◆ Problem to solve
Identify all lines in the data containing the string "Contaminants". Copy them out.

◆ Records supplied
↓

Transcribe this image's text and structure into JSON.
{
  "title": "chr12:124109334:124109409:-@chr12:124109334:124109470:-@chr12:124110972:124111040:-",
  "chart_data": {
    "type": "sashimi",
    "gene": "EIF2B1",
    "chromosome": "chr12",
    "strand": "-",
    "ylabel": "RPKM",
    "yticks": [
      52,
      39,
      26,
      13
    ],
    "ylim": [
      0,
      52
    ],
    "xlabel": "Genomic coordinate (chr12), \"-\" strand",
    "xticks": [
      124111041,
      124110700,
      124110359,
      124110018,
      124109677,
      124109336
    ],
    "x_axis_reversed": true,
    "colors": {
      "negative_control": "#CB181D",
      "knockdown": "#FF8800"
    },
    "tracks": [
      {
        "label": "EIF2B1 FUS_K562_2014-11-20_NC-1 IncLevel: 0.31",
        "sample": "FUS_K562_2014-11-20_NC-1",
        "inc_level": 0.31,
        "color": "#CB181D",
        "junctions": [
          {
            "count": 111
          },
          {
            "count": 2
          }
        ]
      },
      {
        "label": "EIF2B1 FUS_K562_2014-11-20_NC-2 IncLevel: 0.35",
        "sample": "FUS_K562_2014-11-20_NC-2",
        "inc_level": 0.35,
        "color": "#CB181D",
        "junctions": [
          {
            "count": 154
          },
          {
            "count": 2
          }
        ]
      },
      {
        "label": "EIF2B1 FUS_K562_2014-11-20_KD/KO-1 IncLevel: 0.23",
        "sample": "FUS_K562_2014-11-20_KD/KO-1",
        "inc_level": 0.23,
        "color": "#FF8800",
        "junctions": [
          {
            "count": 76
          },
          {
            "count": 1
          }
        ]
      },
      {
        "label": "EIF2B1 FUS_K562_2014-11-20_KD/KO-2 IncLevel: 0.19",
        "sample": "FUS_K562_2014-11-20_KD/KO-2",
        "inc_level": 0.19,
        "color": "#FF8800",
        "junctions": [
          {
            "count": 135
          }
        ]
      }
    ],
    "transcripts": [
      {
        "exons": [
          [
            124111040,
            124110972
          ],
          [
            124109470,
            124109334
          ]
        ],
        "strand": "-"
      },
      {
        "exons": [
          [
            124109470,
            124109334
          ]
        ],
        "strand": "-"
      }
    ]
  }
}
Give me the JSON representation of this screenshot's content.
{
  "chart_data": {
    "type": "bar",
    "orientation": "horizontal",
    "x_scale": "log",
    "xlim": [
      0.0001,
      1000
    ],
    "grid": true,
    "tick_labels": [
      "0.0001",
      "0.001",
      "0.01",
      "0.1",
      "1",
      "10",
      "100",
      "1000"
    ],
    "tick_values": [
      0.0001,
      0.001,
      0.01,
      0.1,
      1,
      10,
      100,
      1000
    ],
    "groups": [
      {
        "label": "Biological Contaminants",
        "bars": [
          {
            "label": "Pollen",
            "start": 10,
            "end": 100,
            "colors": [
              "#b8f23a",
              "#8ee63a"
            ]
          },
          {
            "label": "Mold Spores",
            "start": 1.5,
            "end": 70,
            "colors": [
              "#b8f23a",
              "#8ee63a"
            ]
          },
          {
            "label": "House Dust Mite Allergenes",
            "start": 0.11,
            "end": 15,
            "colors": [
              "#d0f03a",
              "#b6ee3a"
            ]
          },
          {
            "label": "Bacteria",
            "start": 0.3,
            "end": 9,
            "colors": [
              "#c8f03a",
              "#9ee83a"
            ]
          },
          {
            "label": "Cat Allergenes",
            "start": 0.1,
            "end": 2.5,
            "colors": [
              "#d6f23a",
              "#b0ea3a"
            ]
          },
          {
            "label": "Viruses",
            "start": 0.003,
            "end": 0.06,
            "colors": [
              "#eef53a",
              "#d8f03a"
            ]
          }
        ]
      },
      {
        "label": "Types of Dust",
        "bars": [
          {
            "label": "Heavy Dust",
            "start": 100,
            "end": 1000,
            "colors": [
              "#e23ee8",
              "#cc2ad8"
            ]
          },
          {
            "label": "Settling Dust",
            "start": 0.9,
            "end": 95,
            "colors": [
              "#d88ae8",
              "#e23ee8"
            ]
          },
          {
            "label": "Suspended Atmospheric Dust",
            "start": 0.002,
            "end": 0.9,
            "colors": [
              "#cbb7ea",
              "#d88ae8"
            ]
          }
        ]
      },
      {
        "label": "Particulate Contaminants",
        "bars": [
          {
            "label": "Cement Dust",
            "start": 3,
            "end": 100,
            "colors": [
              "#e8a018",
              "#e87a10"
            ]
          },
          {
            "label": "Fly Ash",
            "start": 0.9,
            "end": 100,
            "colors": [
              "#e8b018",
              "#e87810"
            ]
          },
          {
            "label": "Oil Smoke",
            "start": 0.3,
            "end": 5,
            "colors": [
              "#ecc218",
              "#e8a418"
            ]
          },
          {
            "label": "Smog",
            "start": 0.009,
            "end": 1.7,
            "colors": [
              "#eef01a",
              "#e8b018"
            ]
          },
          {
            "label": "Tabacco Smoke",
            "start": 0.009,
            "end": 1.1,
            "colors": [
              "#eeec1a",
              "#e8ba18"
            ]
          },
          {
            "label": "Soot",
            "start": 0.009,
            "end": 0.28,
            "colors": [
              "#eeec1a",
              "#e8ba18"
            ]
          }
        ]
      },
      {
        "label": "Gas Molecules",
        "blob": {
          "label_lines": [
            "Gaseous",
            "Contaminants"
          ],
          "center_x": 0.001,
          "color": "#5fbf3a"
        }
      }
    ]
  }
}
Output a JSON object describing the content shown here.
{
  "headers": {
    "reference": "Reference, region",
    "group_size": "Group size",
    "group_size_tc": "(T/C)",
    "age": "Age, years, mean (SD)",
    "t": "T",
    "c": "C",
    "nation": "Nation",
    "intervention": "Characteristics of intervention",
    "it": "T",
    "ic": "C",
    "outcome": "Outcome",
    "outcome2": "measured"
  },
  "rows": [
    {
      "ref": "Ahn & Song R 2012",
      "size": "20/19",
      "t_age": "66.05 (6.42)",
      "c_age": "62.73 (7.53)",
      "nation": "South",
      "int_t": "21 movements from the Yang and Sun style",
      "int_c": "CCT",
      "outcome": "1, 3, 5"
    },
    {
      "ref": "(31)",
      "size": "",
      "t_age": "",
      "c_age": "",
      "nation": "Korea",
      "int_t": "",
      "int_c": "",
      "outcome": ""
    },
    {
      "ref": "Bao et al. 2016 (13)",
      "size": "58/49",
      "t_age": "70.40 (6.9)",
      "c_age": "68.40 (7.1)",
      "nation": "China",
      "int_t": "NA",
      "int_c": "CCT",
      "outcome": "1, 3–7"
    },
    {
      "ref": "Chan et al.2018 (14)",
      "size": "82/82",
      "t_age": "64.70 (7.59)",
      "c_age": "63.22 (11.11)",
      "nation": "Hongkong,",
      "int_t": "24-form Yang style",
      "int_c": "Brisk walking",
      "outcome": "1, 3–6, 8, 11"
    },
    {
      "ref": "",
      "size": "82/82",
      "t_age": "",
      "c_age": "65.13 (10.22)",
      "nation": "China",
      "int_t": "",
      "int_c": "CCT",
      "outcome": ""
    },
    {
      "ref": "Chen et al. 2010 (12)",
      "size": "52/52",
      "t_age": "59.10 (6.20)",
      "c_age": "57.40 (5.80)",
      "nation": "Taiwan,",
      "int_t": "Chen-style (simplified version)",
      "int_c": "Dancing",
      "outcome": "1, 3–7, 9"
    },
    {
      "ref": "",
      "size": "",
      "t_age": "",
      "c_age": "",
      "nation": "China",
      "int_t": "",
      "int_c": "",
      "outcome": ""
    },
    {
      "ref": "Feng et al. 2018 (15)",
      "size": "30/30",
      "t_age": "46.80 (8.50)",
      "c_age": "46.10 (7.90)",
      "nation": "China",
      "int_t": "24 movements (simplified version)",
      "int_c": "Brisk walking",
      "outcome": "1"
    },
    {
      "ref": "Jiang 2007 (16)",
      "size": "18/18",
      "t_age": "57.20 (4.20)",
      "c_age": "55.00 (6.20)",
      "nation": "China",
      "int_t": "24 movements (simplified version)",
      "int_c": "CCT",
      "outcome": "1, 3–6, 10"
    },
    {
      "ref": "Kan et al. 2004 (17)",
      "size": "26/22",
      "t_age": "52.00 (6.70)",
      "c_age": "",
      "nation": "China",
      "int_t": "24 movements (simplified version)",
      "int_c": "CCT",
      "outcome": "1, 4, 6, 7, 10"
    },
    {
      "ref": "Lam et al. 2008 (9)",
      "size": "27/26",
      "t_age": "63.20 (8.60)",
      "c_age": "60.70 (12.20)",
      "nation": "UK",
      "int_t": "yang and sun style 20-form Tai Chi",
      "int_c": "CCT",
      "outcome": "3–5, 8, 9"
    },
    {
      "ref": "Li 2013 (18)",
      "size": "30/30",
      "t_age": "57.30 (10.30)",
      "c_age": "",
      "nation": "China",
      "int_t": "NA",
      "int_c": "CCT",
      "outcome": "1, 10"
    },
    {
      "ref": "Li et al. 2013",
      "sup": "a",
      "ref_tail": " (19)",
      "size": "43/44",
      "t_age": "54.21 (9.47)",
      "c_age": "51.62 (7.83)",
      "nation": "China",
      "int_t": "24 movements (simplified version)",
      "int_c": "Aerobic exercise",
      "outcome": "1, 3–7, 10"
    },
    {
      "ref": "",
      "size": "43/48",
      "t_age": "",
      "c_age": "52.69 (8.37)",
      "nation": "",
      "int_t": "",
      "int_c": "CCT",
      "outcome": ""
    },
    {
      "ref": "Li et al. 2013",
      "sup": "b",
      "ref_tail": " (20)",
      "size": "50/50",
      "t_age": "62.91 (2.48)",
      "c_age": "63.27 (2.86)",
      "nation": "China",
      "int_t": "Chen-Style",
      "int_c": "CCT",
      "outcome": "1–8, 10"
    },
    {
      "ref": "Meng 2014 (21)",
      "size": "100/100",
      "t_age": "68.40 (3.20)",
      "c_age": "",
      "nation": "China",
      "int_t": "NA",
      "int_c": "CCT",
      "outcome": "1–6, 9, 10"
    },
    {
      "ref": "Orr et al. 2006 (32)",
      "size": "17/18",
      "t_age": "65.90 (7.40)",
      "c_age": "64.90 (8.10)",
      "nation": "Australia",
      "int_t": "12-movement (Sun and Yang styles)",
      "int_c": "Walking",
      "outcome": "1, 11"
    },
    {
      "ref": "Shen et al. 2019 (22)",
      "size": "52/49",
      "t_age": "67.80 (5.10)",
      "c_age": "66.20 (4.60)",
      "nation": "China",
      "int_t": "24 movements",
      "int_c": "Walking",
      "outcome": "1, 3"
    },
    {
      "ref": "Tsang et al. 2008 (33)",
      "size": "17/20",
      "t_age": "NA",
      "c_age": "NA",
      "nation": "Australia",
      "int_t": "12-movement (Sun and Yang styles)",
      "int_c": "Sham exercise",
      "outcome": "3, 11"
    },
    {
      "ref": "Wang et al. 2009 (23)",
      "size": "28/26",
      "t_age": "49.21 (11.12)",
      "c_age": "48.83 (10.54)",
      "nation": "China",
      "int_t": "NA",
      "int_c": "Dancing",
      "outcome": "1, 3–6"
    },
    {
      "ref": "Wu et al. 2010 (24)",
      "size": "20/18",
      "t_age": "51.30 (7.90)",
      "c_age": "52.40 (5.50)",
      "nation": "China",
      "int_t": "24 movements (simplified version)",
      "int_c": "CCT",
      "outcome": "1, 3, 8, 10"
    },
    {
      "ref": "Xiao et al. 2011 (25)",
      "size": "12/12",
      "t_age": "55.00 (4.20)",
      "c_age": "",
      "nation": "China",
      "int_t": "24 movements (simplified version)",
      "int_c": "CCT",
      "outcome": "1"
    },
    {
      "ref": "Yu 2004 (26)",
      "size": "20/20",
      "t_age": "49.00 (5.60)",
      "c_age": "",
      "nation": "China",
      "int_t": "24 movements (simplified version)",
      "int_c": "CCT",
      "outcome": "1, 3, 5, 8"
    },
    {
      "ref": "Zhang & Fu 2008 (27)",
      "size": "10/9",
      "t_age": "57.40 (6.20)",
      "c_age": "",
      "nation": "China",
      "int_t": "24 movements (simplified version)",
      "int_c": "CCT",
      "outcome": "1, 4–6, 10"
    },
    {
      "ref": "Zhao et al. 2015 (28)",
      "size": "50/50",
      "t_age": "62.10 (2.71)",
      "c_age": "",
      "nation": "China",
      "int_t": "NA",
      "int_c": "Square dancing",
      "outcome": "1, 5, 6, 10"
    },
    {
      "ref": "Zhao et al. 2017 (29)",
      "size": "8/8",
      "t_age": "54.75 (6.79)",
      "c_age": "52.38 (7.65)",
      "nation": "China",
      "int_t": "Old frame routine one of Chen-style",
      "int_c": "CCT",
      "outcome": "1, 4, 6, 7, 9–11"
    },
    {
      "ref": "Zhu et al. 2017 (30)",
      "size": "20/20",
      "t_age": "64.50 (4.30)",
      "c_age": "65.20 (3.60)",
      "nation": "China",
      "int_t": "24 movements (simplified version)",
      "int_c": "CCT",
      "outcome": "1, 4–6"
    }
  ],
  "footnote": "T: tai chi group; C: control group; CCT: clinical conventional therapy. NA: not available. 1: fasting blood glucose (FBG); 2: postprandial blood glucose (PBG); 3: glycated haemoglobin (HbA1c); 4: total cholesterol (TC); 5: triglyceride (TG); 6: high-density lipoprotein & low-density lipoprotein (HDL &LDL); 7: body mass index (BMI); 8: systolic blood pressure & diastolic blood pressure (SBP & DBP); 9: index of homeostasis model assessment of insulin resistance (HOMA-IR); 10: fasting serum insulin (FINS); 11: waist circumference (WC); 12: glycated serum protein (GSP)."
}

↑

◆ Answer to this task
        "label": "Biological Contaminants",
        "label": "Particulate Contaminants",
            "Contaminants"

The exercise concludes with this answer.